Every line of the material is to be repeated exactly as it stands.

[Data items]
-- start --

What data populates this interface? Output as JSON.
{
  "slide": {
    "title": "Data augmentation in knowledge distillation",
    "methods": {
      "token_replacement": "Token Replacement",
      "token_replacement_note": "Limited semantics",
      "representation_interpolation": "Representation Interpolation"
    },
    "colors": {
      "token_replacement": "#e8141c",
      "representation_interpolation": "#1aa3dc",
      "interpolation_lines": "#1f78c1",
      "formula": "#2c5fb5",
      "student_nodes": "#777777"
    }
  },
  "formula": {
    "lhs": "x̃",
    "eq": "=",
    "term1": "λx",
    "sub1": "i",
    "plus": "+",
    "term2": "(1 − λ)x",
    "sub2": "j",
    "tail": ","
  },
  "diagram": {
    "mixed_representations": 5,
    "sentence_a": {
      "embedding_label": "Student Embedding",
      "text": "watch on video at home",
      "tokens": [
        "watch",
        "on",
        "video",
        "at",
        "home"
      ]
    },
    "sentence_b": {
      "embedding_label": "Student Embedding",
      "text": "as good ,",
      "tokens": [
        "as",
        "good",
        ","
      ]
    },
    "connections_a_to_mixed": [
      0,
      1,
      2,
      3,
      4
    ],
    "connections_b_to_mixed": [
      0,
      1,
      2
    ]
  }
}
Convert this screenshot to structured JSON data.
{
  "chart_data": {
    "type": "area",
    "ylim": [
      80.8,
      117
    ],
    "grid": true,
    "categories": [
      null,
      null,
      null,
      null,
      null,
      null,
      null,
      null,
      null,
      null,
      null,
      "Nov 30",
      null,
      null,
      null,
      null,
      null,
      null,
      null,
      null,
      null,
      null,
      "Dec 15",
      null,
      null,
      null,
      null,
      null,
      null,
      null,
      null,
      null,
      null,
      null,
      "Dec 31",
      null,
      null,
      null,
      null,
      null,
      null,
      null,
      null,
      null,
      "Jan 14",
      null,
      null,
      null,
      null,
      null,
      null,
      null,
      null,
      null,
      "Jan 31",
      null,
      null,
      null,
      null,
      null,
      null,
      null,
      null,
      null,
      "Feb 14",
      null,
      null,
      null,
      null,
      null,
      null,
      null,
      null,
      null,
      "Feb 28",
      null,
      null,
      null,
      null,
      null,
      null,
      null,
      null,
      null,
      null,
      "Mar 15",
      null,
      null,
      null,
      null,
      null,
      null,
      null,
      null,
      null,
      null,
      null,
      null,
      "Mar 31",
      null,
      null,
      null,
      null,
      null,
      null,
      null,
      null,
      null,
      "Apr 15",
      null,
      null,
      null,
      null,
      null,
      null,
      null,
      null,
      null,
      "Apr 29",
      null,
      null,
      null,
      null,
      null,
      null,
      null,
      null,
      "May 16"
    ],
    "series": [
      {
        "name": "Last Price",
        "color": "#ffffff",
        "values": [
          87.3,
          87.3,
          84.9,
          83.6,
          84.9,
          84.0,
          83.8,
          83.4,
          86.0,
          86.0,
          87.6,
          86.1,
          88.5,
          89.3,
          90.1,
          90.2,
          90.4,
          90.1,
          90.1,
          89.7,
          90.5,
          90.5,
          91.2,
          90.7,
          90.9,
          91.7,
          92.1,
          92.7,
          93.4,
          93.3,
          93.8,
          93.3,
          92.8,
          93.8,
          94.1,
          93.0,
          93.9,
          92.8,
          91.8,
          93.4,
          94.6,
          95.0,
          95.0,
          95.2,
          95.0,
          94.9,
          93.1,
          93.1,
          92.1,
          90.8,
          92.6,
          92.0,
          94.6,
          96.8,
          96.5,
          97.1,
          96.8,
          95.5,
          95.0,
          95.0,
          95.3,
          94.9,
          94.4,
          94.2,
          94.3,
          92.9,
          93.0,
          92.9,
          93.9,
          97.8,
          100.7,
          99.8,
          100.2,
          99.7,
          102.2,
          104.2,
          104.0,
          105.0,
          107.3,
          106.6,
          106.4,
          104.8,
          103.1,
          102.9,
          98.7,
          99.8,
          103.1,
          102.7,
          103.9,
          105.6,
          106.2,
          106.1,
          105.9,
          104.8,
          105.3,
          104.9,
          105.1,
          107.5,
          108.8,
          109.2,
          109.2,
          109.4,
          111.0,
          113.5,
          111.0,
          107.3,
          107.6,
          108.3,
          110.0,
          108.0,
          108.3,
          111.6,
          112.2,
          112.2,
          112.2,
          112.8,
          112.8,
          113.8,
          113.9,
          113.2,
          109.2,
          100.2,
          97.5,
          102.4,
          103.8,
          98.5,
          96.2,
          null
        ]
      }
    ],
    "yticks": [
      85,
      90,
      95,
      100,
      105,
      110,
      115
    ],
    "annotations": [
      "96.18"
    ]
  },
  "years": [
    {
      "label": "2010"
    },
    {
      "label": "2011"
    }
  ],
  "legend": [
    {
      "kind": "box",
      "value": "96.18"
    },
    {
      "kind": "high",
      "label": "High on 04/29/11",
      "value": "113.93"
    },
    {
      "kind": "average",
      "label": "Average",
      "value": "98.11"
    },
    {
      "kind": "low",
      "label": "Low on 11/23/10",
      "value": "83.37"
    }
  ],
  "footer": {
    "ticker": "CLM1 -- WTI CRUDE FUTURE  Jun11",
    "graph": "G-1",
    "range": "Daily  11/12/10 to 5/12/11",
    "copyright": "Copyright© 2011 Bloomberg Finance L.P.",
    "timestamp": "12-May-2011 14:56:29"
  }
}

-- end --

FULL OUTPUT >>
What data populates this interface? Output as JSON.
{
  "slide": {
    "title": "Data augmentation in knowledge distillation",
    "methods": {
      "token_replacement": "Token Replacement",
      "token_replacement_note": "Limited semantics",
      "representation_interpolation": "Representation Interpolation"
    },
    "colors": {
      "token_replacement": "#e8141c",
      "representation_interpolation": "#1aa3dc",
      "interpolation_lines": "#1f78c1",
      "formula": "#2c5fb5",
      "student_nodes": "#777777"
    }
  },
  "formula": {
    "lhs": "x̃",
    "eq": "=",
    "term1": "λx",
    "sub1": "i",
    "plus": "+",
    "term2": "(1 − λ)x",
    "sub2": "j",
    "tail": ","
  },
  "diagram": {
    "mixed_representations": 5,
    "sentence_a": {
      "embedding_label": "Student Embedding",
      "text": "watch on video at home",
      "tokens": [
        "watch",
        "on",
        "video",
        "at",
        "home"
      ]
    },
    "sentence_b": {
      "embedding_label": "Student Embedding",
      "text": "as good ,",
      "tokens": [
        "as",
        "good",
        ","
      ]
    },
    "connections_a_to_mixed": [
      0,
      1,
      2,
      3,
      4
    ],
    "connections_b_to_mixed": [
      0,
      1,
      2
    ]
  }
}
Convert this screenshot to structured JSON data.
{
  "chart_data": {
    "type": "area",
    "ylim": [
      80.8,
      117
    ],
    "grid": true,
    "categories": [
      null,
      null,
      null,
      null,
      null,
      null,
      null,
      null,
      null,
      null,
      null,
      "Nov 30",
      null,
      null,
      null,
      null,
      null,
      null,
      null,
      null,
      null,
      null,
      "Dec 15",
      null,
      null,
      null,
      null,
      null,
      null,
      null,
      null,
      null,
      null,
      null,
      "Dec 31",
      null,
      null,
      null,
      null,
      null,
      null,
      null,
      null,
      null,
      "Jan 14",
      null,
      null,
      null,
      null,
      null,
      null,
      null,
      null,
      null,
      "Jan 31",
      null,
      null,
      null,
      null,
      null,
      null,
      null,
      null,
      null,
      "Feb 14",
      null,
      null,
      null,
      null,
      null,
      null,
      null,
      null,
      null,
      "Feb 28",
      null,
      null,
      null,
      null,
      null,
      null,
      null,
      null,
      null,
      null,
      "Mar 15",
      null,
      null,
      null,
      null,
      null,
      null,
      null,
      null,
      null,
      null,
      null,
      null,
      "Mar 31",
      null,
      null,
      null,
      null,
      null,
      null,
      null,
      null,
      null,
      "Apr 15",
      null,
      null,
      null,
      null,
      null,
      null,
      null,
      null,
      null,
      "Apr 29",
      null,
      null,
      null,
      null,
      null,
      null,
      null,
      null,
      "May 16"
    ],
    "series": [
      {
        "name": "Last Price",
        "color": "#ffffff",
        "values": [
          87.3,
          87.3,
          84.9,
          83.6,
          84.9,
          84.0,
          83.8,
          83.4,
          86.0,
          86.0,
          87.6,
          86.1,
          88.5,
          89.3,
          90.1,
          90.2,
          90.4,
          90.1,
          90.1,
          89.7,
          90.5,
          90.5,
          91.2,
          90.7,
          90.9,
          91.7,
          92.1,
          92.7,
          93.4,
          93.3,
          93.8,
          93.3,
          92.8,
          93.8,
          94.1,
          93.0,
          93.9,
          92.8,
          91.8,
          93.4,
          94.6,
          95.0,
          95.0,
          95.2,
          95.0,
          94.9,
          93.1,
          93.1,
          92.1,
          90.8,
          92.6,
          92.0,
          94.6,
          96.8,
          96.5,
          97.1,
          96.8,
          95.5,
          95.0,
          95.0,
          95.3,
          94.9,
          94.4,
          94.2,
          94.3,
          92.9,
          93.0,
          92.9,
          93.9,
          97.8,
          100.7,
          99.8,
          100.2,
          99.7,
          102.2,
          104.2,
          104.0,
          105.0,
          107.3,
          106.6,
          106.4,
          104.8,
          103.1,
          102.9,
          98.7,
          99.8,
          103.1,
          102.7,
          103.9,
          105.6,
          106.2,
          106.1,
          105.9,
          104.8,
          105.3,
          104.9,
          105.1,
          107.5,
          108.8,
          109.2,
          109.2,
          109.4,
          111.0,
          113.5,
          111.0,
          107.3,
          107.6,
          108.3,
          110.0,
          108.0,
          108.3,
          111.6,
          112.2,
          112.2,
          112.2,
          112.8,
          112.8,
          113.8,
          113.9,
          113.2,
          109.2,
          100.2,
          97.5,
          102.4,
          103.8,
          98.5,
          96.2,
          null
        ]
      }
    ],
    "yticks": [
      85,
      90,
      95,
      100,
      105,
      110,
      115
    ],
    "annotations": [
      "96.18"
    ]
  },
  "years": [
    {
      "label": "2010"
    },
    {
      "label": "2011"
    }
  ],
  "legend": [
    {
      "kind": "box",
      "value": "96.18"
    },
    {
      "kind": "high",
      "label": "High on 04/29/11",
      "value": "113.93"
    },
    {
      "kind": "average",
      "label": "Average",
      "value": "98.11"
    },
    {
      "kind": "low",
      "label": "Low on 11/23/10",
      "value": "83.37"
    }
  ],
  "footer": {
    "ticker": "CLM1 -- WTI CRUDE FUTURE  Jun11",
    "graph": "G-1",
    "range": "Daily  11/12/10 to 5/12/11",
    "copyright": "Copyright© 2011 Bloomberg Finance L.P.",
    "timestamp": "12-May-2011 14:56:29"
  }
}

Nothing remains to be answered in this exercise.